• Extracted data entries:
START

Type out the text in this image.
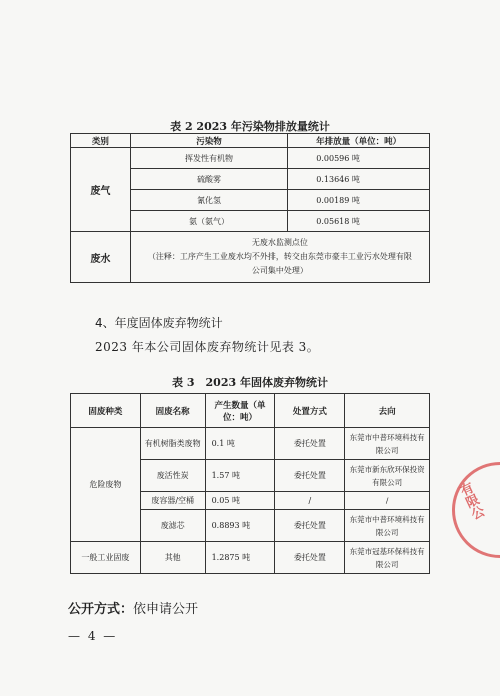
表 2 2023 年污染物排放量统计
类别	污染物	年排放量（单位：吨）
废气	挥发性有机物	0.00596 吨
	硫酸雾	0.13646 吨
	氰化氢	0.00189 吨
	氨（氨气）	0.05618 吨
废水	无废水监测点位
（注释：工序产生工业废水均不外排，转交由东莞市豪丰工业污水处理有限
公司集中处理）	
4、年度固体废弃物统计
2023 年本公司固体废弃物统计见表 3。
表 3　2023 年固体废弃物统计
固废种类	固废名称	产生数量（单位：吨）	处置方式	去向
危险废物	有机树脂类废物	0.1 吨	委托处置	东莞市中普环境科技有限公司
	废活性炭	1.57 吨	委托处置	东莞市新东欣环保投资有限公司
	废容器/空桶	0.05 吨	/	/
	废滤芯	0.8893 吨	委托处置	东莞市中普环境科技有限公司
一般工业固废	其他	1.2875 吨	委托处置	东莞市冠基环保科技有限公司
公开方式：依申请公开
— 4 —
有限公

END
START

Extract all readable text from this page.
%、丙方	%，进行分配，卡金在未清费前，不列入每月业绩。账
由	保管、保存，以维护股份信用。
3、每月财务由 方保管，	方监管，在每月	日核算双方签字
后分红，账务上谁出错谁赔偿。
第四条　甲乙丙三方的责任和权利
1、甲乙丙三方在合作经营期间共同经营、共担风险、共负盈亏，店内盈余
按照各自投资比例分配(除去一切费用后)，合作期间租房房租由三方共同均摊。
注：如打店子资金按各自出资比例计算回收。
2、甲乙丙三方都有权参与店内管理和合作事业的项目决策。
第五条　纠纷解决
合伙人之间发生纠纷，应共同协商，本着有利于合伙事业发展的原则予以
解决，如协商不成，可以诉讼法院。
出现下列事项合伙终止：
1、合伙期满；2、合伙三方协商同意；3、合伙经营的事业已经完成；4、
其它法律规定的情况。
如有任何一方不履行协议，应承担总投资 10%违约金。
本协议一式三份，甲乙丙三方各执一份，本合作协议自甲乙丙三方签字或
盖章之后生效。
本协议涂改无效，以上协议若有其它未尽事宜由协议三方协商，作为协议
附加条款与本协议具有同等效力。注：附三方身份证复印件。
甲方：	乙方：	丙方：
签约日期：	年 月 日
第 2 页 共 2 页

END
START

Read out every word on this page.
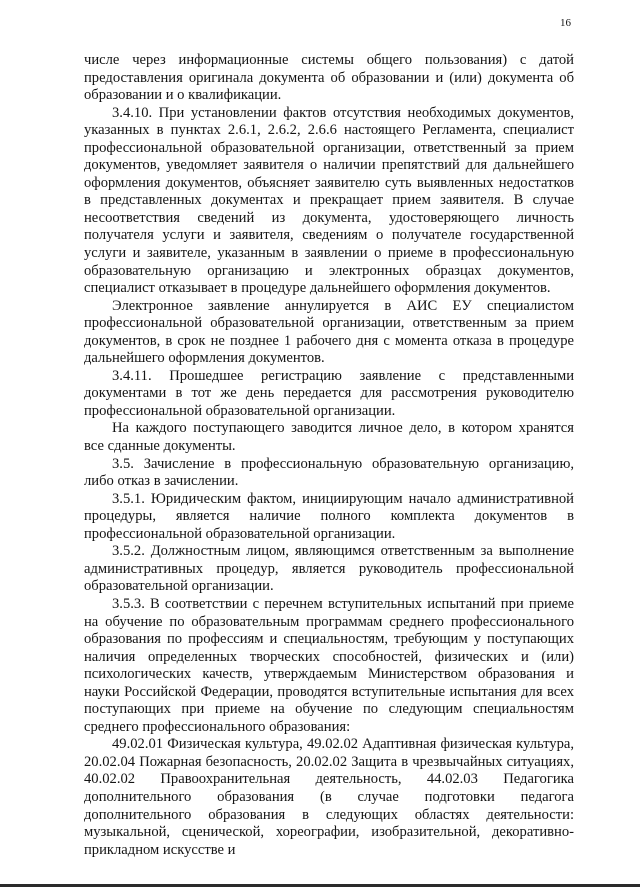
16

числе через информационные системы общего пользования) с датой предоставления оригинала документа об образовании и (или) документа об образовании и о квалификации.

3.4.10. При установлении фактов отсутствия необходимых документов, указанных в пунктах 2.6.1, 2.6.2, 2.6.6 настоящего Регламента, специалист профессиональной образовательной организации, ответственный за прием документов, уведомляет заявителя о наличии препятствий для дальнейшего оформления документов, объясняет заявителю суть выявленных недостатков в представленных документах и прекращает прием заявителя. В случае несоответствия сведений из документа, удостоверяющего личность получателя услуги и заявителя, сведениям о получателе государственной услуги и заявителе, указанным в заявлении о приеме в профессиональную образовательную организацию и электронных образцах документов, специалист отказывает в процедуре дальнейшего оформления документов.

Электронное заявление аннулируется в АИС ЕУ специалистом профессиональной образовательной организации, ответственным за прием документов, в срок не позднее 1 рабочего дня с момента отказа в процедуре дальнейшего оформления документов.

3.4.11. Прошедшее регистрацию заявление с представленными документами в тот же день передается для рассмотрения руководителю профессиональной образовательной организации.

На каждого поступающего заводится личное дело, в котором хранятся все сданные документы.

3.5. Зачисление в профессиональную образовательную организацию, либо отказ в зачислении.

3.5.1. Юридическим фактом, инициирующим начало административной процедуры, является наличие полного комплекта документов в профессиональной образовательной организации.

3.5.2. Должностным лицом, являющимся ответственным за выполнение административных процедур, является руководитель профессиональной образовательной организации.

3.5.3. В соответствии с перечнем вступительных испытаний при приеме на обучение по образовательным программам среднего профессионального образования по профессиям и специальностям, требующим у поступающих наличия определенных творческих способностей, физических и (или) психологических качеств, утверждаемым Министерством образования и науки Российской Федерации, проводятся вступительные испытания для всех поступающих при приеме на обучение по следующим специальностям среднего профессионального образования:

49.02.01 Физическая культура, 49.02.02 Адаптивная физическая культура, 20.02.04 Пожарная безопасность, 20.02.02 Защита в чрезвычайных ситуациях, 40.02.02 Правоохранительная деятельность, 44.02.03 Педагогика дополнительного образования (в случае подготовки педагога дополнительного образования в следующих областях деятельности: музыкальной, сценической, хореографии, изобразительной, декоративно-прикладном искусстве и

END

• The task:
Every line of the records that includes the word "является" should be gathered.

• Written solution:
3.5.1. Юридическим фактом, инициирующим начало административной процедуры, является наличие полного комплекта документов в профессиональной образовательной организации.
3.5.2. Должностным лицом, являющимся ответственным за выполнение административных процедур, является руководитель профессиональной образовательной организации.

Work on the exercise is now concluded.